STATED GOAL: Repeat everything in the material exactly.

Figure record extracts
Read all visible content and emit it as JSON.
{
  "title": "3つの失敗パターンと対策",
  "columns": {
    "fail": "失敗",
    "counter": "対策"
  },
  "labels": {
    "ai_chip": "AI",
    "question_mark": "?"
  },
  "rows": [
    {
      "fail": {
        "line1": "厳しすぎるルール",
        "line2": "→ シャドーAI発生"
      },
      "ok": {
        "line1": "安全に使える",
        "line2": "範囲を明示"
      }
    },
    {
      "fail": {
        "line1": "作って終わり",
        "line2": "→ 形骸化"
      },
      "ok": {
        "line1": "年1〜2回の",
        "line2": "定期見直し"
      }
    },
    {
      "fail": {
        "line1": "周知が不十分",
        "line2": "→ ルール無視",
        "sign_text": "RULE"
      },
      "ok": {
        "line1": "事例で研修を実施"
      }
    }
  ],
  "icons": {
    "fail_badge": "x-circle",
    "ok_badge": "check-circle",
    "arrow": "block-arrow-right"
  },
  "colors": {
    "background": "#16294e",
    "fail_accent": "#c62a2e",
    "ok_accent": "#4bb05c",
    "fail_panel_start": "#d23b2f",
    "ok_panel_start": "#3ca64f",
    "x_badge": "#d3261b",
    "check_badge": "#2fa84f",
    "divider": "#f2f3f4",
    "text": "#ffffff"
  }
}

CORRECT ANSWER:
Read all visible content and emit it as JSON.
{
  "title": "3つの失敗パターンと対策",
  "columns": {
    "fail": "失敗",
    "counter": "対策"
  },
  "labels": {
    "ai_chip": "AI",
    "question_mark": "?"
  },
  "rows": [
    {
      "fail": {
        "line1": "厳しすぎるルール",
        "line2": "→ シャドーAI発生"
      },
      "ok": {
        "line1": "安全に使える",
        "line2": "範囲を明示"
      }
    },
    {
      "fail": {
        "line1": "作って終わり",
        "line2": "→ 形骸化"
      },
      "ok": {
        "line1": "年1〜2回の",
        "line2": "定期見直し"
      }
    },
    {
      "fail": {
        "line1": "周知が不十分",
        "line2": "→ ルール無視",
        "sign_text": "RULE"
      },
      "ok": {
        "line1": "事例で研修を実施"
      }
    }
  ],
  "icons": {
    "fail_badge": "x-circle",
    "ok_badge": "check-circle",
    "arrow": "block-arrow-right"
  },
  "colors": {
    "background": "#16294e",
    "fail_accent": "#c62a2e",
    "ok_accent": "#4bb05c",
    "fail_panel_start": "#d23b2f",
    "ok_panel_start": "#3ca64f",
    "x_badge": "#d3261b",
    "check_badge": "#2fa84f",
    "divider": "#f2f3f4",
    "text": "#ffffff"
  }
}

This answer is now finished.